» Given request
Each line containing the word "name" should be found and copied.

[Figure dataset records]
══════════
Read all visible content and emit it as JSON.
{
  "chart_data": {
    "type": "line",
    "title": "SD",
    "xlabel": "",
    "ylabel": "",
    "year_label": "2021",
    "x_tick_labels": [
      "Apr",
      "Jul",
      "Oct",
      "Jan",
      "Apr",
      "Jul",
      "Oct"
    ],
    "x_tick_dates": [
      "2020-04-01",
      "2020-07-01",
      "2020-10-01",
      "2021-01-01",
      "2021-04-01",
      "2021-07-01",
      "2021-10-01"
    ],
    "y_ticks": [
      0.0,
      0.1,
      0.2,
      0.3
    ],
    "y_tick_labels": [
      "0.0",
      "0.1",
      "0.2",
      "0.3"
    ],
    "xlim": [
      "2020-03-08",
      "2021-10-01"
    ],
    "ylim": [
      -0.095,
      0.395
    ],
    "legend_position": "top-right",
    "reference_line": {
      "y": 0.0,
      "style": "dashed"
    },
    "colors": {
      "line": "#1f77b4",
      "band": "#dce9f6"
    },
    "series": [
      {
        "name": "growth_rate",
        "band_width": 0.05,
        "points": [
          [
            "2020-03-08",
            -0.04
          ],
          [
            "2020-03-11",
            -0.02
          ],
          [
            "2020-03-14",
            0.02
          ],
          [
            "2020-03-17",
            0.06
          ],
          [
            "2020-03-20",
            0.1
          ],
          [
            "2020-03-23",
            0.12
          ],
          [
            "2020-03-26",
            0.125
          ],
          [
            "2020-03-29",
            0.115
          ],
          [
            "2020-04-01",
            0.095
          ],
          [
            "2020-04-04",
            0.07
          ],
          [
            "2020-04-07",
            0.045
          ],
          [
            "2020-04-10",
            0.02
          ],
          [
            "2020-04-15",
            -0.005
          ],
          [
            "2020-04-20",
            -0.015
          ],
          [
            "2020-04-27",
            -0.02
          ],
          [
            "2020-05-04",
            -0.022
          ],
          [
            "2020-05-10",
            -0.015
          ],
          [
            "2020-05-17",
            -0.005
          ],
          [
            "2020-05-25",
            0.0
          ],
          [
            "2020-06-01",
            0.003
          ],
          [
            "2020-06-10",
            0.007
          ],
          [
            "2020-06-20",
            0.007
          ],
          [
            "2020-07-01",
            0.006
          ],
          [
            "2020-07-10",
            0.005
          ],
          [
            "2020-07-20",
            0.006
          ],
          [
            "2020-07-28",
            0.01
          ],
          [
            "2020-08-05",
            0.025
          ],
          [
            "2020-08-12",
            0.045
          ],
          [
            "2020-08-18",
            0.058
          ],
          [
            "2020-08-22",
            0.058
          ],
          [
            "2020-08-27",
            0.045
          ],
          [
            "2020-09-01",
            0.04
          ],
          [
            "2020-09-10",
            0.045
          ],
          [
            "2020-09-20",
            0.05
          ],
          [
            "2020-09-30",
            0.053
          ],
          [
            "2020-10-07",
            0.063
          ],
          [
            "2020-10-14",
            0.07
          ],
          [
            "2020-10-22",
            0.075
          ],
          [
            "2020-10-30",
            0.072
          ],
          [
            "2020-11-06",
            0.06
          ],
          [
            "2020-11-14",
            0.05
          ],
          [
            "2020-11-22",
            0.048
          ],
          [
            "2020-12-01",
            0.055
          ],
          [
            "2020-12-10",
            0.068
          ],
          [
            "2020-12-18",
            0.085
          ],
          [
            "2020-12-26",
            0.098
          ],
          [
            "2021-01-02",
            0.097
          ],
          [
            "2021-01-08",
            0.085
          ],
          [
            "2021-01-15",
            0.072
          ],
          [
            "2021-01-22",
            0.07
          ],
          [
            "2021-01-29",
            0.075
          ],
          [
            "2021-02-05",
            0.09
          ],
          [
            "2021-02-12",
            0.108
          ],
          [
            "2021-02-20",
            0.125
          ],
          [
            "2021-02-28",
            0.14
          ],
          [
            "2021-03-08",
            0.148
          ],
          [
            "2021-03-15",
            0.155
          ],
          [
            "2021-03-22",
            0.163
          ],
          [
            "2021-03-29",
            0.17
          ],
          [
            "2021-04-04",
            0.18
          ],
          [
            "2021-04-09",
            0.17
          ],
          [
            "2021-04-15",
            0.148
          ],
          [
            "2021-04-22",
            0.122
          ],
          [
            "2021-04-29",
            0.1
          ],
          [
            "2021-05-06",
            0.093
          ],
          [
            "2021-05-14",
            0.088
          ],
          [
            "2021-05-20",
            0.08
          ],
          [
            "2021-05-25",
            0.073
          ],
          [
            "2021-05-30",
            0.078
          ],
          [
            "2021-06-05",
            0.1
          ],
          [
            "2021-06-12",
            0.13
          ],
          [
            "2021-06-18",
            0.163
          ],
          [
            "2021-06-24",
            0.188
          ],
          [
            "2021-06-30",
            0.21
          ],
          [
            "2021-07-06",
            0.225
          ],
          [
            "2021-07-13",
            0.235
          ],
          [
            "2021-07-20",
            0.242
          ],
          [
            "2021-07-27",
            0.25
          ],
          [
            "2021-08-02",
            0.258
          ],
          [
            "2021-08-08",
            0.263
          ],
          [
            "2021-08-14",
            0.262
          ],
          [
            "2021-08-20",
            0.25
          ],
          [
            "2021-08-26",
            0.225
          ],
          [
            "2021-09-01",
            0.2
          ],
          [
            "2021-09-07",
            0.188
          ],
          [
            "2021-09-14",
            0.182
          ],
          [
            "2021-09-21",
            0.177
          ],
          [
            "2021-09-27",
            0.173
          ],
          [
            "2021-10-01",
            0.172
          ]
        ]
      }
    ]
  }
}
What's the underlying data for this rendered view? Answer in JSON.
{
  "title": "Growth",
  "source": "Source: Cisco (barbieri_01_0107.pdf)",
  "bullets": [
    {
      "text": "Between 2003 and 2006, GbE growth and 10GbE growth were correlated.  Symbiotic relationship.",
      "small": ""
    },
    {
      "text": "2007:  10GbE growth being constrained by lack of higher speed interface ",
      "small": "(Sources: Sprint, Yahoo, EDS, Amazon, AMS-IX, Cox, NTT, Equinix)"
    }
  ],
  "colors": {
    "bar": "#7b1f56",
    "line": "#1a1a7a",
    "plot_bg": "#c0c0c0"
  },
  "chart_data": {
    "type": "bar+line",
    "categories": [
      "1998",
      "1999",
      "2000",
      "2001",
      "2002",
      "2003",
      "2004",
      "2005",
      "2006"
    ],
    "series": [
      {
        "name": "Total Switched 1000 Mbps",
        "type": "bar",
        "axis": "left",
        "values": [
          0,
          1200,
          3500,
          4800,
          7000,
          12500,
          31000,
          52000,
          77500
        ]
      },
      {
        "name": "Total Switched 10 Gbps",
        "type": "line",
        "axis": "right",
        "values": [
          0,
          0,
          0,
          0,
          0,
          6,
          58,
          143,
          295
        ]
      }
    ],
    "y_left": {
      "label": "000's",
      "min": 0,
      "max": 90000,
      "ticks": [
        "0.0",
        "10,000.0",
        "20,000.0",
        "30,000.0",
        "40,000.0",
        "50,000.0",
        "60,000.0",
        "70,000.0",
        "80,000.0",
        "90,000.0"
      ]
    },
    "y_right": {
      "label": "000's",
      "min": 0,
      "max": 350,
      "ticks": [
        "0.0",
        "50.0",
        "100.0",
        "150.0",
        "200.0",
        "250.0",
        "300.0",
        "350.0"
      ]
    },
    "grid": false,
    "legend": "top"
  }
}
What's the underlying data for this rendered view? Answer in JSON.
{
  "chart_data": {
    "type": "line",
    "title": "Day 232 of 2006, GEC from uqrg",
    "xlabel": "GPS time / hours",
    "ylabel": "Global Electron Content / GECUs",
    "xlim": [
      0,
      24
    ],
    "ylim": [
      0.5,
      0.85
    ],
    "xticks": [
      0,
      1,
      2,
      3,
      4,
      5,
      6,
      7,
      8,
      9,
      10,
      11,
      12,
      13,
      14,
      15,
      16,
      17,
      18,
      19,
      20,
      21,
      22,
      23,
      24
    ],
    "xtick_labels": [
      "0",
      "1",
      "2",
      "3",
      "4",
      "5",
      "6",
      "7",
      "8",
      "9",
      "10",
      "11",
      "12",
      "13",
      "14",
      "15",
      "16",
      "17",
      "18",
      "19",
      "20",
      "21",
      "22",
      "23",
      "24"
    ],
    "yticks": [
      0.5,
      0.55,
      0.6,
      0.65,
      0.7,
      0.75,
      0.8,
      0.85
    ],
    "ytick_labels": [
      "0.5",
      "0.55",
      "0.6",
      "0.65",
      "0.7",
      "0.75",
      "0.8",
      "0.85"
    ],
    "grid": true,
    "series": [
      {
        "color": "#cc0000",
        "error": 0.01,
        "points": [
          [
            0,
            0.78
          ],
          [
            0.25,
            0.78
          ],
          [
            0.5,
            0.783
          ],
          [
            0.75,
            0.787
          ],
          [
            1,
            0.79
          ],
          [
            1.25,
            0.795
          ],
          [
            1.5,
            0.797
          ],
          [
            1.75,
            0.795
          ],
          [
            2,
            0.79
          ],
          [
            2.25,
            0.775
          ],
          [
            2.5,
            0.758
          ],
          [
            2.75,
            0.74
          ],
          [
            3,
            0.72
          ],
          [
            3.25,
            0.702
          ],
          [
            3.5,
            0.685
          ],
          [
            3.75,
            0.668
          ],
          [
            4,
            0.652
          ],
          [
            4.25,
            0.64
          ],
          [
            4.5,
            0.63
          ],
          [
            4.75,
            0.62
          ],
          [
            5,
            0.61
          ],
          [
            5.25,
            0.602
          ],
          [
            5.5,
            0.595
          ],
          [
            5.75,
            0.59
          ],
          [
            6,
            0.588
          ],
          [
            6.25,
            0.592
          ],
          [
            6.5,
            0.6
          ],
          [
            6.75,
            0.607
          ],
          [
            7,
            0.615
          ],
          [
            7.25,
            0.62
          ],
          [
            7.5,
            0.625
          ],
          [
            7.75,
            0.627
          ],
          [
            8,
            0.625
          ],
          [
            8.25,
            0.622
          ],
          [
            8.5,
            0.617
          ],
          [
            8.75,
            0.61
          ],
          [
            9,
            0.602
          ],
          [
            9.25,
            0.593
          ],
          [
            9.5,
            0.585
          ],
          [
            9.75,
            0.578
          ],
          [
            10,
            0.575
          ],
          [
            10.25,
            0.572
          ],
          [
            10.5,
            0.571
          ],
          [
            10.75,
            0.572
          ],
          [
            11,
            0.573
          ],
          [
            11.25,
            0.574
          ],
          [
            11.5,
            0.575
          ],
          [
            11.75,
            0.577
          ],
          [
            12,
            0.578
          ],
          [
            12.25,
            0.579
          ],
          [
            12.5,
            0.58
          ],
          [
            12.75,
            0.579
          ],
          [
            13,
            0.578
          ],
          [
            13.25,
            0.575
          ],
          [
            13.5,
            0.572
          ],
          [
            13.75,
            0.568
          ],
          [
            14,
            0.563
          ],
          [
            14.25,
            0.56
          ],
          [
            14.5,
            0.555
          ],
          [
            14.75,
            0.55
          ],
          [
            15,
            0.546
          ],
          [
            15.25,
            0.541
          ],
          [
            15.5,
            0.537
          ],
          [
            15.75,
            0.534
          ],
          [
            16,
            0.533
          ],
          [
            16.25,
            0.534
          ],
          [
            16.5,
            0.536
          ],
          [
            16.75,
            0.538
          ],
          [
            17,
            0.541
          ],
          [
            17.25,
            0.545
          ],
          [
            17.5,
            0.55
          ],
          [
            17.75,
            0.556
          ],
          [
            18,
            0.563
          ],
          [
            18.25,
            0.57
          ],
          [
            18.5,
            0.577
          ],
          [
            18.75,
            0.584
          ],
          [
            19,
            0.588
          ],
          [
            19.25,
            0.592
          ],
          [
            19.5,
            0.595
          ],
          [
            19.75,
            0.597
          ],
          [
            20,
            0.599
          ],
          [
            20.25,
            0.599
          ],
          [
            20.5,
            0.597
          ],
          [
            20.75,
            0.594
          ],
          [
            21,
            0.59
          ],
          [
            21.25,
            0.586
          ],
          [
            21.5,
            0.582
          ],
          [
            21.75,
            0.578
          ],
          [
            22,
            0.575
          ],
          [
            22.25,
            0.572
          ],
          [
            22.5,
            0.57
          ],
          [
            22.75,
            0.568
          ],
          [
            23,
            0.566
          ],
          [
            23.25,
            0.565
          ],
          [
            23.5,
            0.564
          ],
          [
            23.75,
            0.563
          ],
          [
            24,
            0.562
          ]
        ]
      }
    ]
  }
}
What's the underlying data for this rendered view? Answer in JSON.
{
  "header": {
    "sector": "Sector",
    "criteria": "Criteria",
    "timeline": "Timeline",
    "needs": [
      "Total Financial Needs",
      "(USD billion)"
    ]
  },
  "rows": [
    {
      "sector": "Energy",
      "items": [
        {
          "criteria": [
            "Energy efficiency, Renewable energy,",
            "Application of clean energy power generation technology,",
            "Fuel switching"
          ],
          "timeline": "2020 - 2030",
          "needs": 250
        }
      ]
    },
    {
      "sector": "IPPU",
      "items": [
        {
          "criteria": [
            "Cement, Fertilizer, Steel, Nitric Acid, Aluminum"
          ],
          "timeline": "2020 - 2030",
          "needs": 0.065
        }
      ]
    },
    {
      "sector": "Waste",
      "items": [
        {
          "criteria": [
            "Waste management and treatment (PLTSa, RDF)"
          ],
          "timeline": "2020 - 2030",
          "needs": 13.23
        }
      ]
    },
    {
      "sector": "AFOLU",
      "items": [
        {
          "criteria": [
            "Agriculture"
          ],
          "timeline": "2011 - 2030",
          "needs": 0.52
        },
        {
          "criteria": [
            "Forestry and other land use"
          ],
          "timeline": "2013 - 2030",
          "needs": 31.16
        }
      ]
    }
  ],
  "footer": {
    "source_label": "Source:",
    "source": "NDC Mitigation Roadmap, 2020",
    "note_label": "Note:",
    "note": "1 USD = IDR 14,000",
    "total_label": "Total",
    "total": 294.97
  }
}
══════════
» Written answer
        "name": "growth_rate",
        "name": "Total Switched 1000 Mbps",
        "name": "Total Switched 10 Gbps",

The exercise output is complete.